→ Exercise
Go through the material and pull out every line with the string "деятельности" in it.

→ Input for this task
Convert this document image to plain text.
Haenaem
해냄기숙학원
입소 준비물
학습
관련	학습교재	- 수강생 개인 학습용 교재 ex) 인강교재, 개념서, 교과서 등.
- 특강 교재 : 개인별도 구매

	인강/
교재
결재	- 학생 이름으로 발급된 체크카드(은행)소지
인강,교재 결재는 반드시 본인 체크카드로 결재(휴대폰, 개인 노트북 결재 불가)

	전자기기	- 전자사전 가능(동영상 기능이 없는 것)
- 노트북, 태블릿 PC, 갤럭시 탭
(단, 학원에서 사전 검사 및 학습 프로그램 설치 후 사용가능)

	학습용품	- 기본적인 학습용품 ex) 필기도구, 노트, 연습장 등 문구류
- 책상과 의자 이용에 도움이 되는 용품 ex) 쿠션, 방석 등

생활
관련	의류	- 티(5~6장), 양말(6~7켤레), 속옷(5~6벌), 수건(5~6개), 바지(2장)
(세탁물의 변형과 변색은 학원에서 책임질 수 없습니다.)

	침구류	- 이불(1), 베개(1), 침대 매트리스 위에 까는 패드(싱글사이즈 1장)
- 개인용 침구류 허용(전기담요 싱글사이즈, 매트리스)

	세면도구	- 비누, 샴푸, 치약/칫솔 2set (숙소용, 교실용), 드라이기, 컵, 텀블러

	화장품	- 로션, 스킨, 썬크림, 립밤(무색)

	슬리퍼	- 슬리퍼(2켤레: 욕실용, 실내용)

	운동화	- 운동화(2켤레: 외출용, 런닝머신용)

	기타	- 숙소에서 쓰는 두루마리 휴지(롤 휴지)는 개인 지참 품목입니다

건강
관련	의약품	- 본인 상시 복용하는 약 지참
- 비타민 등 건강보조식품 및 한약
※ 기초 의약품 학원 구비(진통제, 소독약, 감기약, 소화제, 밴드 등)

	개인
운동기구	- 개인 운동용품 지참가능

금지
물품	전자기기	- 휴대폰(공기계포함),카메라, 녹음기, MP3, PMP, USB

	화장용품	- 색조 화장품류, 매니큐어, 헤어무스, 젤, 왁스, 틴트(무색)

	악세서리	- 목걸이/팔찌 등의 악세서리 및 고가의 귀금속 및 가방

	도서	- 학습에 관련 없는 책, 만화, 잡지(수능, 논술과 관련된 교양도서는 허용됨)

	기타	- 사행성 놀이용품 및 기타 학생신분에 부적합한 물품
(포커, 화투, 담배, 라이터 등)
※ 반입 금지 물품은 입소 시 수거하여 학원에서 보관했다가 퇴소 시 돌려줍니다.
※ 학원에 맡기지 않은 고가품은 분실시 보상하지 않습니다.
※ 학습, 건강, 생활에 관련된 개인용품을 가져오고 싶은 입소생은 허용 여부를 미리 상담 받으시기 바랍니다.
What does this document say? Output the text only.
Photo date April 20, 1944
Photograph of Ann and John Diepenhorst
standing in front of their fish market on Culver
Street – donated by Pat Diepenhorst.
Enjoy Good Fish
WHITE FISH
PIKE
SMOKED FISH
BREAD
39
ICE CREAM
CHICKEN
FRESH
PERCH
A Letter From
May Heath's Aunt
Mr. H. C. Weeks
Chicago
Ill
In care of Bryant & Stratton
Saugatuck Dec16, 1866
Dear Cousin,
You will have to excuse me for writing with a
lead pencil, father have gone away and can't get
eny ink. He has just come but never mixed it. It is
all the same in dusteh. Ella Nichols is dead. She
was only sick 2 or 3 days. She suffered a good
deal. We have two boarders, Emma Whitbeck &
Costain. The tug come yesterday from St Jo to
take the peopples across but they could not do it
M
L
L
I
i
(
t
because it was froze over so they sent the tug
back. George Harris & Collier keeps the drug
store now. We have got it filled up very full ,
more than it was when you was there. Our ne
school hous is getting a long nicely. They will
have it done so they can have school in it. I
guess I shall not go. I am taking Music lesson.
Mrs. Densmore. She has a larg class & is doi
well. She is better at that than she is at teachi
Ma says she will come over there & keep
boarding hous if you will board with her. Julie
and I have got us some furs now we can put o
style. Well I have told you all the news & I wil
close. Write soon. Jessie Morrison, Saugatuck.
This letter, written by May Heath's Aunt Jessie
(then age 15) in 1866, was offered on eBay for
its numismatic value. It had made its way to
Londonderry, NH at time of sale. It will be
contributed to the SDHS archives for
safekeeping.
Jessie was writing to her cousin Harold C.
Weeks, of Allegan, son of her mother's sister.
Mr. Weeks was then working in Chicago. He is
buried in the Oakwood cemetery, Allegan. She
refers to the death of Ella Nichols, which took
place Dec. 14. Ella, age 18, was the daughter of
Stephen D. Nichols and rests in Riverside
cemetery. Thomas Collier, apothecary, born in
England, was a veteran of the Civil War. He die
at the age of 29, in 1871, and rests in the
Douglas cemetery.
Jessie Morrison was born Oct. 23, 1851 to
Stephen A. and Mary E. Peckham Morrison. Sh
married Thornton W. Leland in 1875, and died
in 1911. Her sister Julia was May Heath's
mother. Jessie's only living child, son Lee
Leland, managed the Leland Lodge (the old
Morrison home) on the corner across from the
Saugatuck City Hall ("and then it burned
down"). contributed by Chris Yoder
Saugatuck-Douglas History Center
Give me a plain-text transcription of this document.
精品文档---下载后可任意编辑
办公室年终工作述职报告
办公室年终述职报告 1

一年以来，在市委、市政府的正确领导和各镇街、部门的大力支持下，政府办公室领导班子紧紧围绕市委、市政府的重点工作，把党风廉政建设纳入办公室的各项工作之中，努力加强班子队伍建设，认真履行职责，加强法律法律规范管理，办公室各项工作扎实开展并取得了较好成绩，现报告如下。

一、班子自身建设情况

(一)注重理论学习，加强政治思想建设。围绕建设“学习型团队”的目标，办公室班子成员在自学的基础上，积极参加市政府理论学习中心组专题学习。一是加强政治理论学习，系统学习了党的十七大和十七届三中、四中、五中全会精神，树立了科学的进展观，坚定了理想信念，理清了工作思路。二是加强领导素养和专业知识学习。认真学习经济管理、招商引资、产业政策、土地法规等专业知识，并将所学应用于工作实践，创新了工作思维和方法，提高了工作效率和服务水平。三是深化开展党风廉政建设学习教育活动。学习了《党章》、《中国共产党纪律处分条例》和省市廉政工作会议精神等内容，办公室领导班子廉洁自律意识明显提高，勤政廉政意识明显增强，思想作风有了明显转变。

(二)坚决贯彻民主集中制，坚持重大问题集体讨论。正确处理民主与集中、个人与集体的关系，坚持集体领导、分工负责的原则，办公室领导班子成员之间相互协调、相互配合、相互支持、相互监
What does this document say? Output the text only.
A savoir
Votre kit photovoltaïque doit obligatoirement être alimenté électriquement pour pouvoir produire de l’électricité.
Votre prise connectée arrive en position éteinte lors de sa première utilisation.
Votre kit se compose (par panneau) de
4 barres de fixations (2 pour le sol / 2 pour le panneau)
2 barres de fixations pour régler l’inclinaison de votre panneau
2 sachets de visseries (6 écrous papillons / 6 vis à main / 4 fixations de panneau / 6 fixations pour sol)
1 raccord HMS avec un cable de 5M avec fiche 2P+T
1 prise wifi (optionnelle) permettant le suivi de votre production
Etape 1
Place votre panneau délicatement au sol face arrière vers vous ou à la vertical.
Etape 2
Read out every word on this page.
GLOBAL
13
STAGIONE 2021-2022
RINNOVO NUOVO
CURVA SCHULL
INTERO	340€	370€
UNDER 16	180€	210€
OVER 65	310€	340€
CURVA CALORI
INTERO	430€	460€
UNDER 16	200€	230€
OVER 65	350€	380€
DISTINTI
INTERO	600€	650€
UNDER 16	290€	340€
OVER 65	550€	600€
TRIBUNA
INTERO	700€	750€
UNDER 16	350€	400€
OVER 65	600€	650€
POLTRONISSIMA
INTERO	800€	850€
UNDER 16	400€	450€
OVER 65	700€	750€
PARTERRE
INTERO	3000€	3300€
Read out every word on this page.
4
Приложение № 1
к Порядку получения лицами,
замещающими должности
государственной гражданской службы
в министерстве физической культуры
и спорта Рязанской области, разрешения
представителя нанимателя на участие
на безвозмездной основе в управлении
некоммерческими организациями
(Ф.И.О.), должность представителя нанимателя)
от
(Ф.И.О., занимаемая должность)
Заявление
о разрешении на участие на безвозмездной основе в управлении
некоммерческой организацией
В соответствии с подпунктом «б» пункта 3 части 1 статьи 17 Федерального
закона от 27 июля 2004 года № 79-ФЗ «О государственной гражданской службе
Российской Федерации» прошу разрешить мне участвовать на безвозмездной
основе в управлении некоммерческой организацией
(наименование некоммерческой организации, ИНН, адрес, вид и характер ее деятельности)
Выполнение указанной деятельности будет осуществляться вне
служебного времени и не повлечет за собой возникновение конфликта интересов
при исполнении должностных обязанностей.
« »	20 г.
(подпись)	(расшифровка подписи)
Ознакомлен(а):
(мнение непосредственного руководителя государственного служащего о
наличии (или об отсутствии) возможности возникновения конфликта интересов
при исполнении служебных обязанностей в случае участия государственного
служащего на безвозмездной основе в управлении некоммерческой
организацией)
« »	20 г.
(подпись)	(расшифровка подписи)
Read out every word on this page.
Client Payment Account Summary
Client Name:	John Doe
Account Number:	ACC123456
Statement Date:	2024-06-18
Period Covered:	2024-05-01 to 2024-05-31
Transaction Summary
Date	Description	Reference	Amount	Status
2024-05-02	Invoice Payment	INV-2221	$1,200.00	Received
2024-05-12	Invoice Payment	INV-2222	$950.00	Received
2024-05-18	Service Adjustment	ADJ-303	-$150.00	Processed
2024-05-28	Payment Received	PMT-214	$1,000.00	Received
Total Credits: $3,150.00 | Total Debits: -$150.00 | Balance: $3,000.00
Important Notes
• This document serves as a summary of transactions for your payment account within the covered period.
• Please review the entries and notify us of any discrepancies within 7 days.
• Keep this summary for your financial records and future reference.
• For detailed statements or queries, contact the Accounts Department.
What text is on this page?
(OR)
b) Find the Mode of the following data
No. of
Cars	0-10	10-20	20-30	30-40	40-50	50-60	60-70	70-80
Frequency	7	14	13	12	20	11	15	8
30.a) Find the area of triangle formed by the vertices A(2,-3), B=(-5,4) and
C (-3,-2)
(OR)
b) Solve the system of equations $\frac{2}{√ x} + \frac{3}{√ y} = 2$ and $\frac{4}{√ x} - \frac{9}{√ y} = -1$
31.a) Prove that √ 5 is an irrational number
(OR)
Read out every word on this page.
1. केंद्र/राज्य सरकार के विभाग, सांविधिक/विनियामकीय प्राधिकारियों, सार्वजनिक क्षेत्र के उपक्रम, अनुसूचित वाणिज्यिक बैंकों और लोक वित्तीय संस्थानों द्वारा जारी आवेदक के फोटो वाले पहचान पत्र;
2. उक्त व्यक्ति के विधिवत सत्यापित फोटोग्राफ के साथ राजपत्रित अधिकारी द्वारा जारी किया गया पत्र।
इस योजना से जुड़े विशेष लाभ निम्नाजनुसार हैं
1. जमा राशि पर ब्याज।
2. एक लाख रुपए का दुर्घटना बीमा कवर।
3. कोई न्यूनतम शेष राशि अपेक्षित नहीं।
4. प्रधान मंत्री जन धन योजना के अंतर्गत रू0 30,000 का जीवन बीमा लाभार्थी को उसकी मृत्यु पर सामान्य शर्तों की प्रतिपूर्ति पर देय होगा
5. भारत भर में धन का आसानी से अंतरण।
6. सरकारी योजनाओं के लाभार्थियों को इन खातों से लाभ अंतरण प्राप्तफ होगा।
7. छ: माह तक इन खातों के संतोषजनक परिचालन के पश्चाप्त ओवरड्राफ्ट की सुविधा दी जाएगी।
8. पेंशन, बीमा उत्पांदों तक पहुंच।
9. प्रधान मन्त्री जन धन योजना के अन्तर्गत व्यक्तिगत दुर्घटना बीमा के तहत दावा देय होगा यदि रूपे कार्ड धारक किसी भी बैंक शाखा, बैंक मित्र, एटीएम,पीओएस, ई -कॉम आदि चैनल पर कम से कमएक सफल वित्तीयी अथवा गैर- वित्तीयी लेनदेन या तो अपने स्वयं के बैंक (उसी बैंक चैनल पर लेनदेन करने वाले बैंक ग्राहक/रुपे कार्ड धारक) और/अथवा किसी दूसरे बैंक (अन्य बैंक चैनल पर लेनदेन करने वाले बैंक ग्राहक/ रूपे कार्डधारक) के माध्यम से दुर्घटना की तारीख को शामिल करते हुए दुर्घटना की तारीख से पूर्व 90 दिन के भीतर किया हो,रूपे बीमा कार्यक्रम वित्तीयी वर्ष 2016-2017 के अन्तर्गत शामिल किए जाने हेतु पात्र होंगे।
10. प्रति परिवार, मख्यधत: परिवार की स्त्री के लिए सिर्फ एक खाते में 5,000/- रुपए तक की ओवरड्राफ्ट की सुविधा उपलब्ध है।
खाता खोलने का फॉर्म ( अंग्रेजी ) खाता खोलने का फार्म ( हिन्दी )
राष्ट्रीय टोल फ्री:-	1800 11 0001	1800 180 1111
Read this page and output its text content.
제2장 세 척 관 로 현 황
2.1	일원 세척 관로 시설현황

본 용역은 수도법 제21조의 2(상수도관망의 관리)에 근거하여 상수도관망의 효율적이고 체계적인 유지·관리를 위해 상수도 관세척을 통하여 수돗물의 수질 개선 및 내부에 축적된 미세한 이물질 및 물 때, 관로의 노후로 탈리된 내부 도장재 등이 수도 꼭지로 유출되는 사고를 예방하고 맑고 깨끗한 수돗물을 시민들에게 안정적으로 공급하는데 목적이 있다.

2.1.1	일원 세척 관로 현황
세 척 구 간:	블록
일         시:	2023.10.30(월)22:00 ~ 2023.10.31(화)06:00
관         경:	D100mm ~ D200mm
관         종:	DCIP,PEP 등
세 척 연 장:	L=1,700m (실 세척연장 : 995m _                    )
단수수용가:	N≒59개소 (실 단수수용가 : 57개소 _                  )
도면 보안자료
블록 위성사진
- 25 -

→ Response below
(наименование некоммерческой организации, ИНН, адрес, вид и характер ее деятельности)
Выполнение указанной деятельности будет осуществляться вне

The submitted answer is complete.